**EXERCISE DETAILS**
Compute the number of lines that include the string "известняка", then output that number and nothing else.

**ENTRIES SUPPLIED**
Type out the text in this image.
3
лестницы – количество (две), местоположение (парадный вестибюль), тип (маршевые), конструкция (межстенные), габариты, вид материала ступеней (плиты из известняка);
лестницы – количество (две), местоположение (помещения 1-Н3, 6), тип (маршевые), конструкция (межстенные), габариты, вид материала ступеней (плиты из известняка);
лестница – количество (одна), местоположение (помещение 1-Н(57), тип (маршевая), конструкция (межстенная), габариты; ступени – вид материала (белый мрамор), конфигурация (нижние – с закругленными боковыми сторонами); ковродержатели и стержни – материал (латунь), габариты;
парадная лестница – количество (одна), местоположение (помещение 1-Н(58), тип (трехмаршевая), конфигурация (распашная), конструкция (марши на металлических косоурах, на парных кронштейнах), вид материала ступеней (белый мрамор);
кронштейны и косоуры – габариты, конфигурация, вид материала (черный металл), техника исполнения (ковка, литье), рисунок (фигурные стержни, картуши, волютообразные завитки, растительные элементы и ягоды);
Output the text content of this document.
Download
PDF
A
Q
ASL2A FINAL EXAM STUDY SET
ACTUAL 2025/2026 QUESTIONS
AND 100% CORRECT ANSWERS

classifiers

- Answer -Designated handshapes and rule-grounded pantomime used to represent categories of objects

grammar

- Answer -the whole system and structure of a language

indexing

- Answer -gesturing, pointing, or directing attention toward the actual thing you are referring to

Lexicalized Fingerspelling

**ANSWER TO THIS EXERCISE**
2